◆ EXERCISE TASK ◆
All of the data must be printed exactly; please include every line.
* start MATERIALS PROVIDED *
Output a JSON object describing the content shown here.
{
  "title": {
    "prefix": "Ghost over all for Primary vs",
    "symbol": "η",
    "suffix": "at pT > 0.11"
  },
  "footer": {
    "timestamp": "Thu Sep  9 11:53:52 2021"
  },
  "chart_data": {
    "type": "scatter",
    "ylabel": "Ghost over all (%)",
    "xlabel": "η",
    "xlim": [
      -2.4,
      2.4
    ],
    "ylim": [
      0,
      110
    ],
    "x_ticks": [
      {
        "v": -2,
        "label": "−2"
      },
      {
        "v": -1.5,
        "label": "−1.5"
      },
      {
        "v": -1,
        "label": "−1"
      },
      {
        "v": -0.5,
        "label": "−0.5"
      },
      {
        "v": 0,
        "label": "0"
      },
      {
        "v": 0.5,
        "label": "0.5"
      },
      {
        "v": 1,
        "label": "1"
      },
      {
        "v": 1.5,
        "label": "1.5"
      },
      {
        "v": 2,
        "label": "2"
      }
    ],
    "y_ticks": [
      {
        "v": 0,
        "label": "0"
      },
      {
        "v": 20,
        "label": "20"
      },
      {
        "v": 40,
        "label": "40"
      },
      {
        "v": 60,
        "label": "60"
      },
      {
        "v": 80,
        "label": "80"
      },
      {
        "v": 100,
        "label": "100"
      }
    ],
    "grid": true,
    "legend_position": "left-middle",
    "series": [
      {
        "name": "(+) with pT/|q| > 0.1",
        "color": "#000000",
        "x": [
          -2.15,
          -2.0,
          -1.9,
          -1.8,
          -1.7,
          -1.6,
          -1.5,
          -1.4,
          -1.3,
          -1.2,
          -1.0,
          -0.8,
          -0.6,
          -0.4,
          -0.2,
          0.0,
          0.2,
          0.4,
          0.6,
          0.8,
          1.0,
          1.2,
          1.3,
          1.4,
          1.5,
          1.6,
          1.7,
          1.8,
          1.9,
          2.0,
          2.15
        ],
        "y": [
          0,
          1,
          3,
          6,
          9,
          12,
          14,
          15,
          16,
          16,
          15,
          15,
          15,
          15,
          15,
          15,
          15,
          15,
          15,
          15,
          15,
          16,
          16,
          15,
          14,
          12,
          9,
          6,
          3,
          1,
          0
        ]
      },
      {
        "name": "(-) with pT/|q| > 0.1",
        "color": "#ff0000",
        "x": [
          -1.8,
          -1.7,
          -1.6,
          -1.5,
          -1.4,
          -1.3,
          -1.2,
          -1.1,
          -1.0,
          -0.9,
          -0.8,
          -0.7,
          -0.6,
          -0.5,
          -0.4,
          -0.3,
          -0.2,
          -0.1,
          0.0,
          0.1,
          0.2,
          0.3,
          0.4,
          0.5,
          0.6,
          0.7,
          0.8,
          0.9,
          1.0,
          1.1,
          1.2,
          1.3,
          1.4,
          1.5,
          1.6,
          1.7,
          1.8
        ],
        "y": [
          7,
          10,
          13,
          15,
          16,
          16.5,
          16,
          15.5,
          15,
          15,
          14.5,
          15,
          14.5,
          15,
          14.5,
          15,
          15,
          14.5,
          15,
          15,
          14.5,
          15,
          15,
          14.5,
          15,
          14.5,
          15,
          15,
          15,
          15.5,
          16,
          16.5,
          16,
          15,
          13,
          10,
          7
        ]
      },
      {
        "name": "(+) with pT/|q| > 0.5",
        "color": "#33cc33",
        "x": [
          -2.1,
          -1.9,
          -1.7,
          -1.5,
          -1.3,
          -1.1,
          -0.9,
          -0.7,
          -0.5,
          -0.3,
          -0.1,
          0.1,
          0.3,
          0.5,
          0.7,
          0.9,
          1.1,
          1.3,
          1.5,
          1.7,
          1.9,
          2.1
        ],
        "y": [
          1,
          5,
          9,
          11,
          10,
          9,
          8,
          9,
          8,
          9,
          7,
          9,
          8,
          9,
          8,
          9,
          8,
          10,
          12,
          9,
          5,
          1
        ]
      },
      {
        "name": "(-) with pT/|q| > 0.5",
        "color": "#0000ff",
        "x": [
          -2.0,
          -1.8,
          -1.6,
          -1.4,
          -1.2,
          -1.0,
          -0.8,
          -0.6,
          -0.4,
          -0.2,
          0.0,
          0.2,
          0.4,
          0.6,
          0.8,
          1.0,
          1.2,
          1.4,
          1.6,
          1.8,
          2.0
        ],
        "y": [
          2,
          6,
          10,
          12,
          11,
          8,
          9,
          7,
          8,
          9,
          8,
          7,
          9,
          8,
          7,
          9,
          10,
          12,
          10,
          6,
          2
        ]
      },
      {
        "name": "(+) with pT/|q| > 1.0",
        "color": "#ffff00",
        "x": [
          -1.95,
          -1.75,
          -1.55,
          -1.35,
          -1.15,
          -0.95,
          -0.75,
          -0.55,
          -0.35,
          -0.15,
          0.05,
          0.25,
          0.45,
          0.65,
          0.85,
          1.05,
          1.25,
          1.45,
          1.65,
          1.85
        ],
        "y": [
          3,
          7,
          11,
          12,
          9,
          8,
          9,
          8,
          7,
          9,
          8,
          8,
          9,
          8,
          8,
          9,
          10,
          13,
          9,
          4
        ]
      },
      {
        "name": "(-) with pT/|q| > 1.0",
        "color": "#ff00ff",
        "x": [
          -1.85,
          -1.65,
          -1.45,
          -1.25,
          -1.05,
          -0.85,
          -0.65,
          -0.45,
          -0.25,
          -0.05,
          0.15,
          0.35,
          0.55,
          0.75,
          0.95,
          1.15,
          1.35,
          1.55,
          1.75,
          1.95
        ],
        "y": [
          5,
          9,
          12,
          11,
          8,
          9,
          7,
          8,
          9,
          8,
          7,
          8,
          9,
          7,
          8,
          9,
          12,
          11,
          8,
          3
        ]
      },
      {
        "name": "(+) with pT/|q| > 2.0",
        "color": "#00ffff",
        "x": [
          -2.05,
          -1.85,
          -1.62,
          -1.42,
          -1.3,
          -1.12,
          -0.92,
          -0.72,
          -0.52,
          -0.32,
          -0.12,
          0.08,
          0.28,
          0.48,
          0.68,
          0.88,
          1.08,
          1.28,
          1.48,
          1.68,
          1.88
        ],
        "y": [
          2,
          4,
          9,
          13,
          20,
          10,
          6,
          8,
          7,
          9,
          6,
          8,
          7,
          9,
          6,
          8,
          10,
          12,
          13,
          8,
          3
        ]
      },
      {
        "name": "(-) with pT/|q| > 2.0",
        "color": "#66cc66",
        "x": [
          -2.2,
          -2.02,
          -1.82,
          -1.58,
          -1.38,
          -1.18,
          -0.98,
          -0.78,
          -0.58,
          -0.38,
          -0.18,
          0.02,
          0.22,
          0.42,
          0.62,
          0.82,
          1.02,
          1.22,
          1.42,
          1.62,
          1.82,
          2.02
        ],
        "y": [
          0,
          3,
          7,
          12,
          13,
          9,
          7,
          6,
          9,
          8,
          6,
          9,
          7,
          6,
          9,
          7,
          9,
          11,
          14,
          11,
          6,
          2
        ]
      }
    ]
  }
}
* end MATERIALS PROVIDED *
◆ WRITTEN RESPONSE ◆
Output a JSON object describing the content shown here.
{
  "title": {
    "prefix": "Ghost over all for Primary vs",
    "symbol": "η",
    "suffix": "at pT > 0.11"
  },
  "footer": {
    "timestamp": "Thu Sep  9 11:53:52 2021"
  },
  "chart_data": {
    "type": "scatter",
    "ylabel": "Ghost over all (%)",
    "xlabel": "η",
    "xlim": [
      -2.4,
      2.4
    ],
    "ylim": [
      0,
      110
    ],
    "x_ticks": [
      {
        "v": -2,
        "label": "−2"
      },
      {
        "v": -1.5,
        "label": "−1.5"
      },
      {
        "v": -1,
        "label": "−1"
      },
      {
        "v": -0.5,
        "label": "−0.5"
      },
      {
        "v": 0,
        "label": "0"
      },
      {
        "v": 0.5,
        "label": "0.5"
      },
      {
        "v": 1,
        "label": "1"
      },
      {
        "v": 1.5,
        "label": "1.5"
      },
      {
        "v": 2,
        "label": "2"
      }
    ],
    "y_ticks": [
      {
        "v": 0,
        "label": "0"
      },
      {
        "v": 20,
        "label": "20"
      },
      {
        "v": 40,
        "label": "40"
      },
      {
        "v": 60,
        "label": "60"
      },
      {
        "v": 80,
        "label": "80"
      },
      {
        "v": 100,
        "label": "100"
      }
    ],
    "grid": true,
    "legend_position": "left-middle",
    "series": [
      {
        "name": "(+) with pT/|q| > 0.1",
        "color": "#000000",
        "x": [
          -2.15,
          -2.0,
          -1.9,
          -1.8,
          -1.7,
          -1.6,
          -1.5,
          -1.4,
          -1.3,
          -1.2,
          -1.0,
          -0.8,
          -0.6,
          -0.4,
          -0.2,
          0.0,
          0.2,
          0.4,
          0.6,
          0.8,
          1.0,
          1.2,
          1.3,
          1.4,
          1.5,
          1.6,
          1.7,
          1.8,
          1.9,
          2.0,
          2.15
        ],
        "y": [
          0,
          1,
          3,
          6,
          9,
          12,
          14,
          15,
          16,
          16,
          15,
          15,
          15,
          15,
          15,
          15,
          15,
          15,
          15,
          15,
          15,
          16,
          16,
          15,
          14,
          12,
          9,
          6,
          3,
          1,
          0
        ]
      },
      {
        "name": "(-) with pT/|q| > 0.1",
        "color": "#ff0000",
        "x": [
          -1.8,
          -1.7,
          -1.6,
          -1.5,
          -1.4,
          -1.3,
          -1.2,
          -1.1,
          -1.0,
          -0.9,
          -0.8,
          -0.7,
          -0.6,
          -0.5,
          -0.4,
          -0.3,
          -0.2,
          -0.1,
          0.0,
          0.1,
          0.2,
          0.3,
          0.4,
          0.5,
          0.6,
          0.7,
          0.8,
          0.9,
          1.0,
          1.1,
          1.2,
          1.3,
          1.4,
          1.5,
          1.6,
          1.7,
          1.8
        ],
        "y": [
          7,
          10,
          13,
          15,
          16,
          16.5,
          16,
          15.5,
          15,
          15,
          14.5,
          15,
          14.5,
          15,
          14.5,
          15,
          15,
          14.5,
          15,
          15,
          14.5,
          15,
          15,
          14.5,
          15,
          14.5,
          15,
          15,
          15,
          15.5,
          16,
          16.5,
          16,
          15,
          13,
          10,
          7
        ]
      },
      {
        "name": "(+) with pT/|q| > 0.5",
        "color": "#33cc33",
        "x": [
          -2.1,
          -1.9,
          -1.7,
          -1.5,
          -1.3,
          -1.1,
          -0.9,
          -0.7,
          -0.5,
          -0.3,
          -0.1,
          0.1,
          0.3,
          0.5,
          0.7,
          0.9,
          1.1,
          1.3,
          1.5,
          1.7,
          1.9,
          2.1
        ],
        "y": [
          1,
          5,
          9,
          11,
          10,
          9,
          8,
          9,
          8,
          9,
          7,
          9,
          8,
          9,
          8,
          9,
          8,
          10,
          12,
          9,
          5,
          1
        ]
      },
      {
        "name": "(-) with pT/|q| > 0.5",
        "color": "#0000ff",
        "x": [
          -2.0,
          -1.8,
          -1.6,
          -1.4,
          -1.2,
          -1.0,
          -0.8,
          -0.6,
          -0.4,
          -0.2,
          0.0,
          0.2,
          0.4,
          0.6,
          0.8,
          1.0,
          1.2,
          1.4,
          1.6,
          1.8,
          2.0
        ],
        "y": [
          2,
          6,
          10,
          12,
          11,
          8,
          9,
          7,
          8,
          9,
          8,
          7,
          9,
          8,
          7,
          9,
          10,
          12,
          10,
          6,
          2
        ]
      },
      {
        "name": "(+) with pT/|q| > 1.0",
        "color": "#ffff00",
        "x": [
          -1.95,
          -1.75,
          -1.55,
          -1.35,
          -1.15,
          -0.95,
          -0.75,
          -0.55,
          -0.35,
          -0.15,
          0.05,
          0.25,
          0.45,
          0.65,
          0.85,
          1.05,
          1.25,
          1.45,
          1.65,
          1.85
        ],
        "y": [
          3,
          7,
          11,
          12,
          9,
          8,
          9,
          8,
          7,
          9,
          8,
          8,
          9,
          8,
          8,
          9,
          10,
          13,
          9,
          4
        ]
      },
      {
        "name": "(-) with pT/|q| > 1.0",
        "color": "#ff00ff",
        "x": [
          -1.85,
          -1.65,
          -1.45,
          -1.25,
          -1.05,
          -0.85,
          -0.65,
          -0.45,
          -0.25,
          -0.05,
          0.15,
          0.35,
          0.55,
          0.75,
          0.95,
          1.15,
          1.35,
          1.55,
          1.75,
          1.95
        ],
        "y": [
          5,
          9,
          12,
          11,
          8,
          9,
          7,
          8,
          9,
          8,
          7,
          8,
          9,
          7,
          8,
          9,
          12,
          11,
          8,
          3
        ]
      },
      {
        "name": "(+) with pT/|q| > 2.0",
        "color": "#00ffff",
        "x": [
          -2.05,
          -1.85,
          -1.62,
          -1.42,
          -1.3,
          -1.12,
          -0.92,
          -0.72,
          -0.52,
          -0.32,
          -0.12,
          0.08,
          0.28,
          0.48,
          0.68,
          0.88,
          1.08,
          1.28,
          1.48,
          1.68,
          1.88
        ],
        "y": [
          2,
          4,
          9,
          13,
          20,
          10,
          6,
          8,
          7,
          9,
          6,
          8,
          7,
          9,
          6,
          8,
          10,
          12,
          13,
          8,
          3
        ]
      },
      {
        "name": "(-) with pT/|q| > 2.0",
        "color": "#66cc66",
        "x": [
          -2.2,
          -2.02,
          -1.82,
          -1.58,
          -1.38,
          -1.18,
          -0.98,
          -0.78,
          -0.58,
          -0.38,
          -0.18,
          0.02,
          0.22,
          0.42,
          0.62,
          0.82,
          1.02,
          1.22,
          1.42,
          1.62,
          1.82,
          2.02
        ],
        "y": [
          0,
          3,
          7,
          12,
          13,
          9,
          7,
          6,
          9,
          8,
          6,
          9,
          7,
          6,
          9,
          7,
          9,
          11,
          14,
          11,
          6,
          2
        ]
      }
    ]
  }
}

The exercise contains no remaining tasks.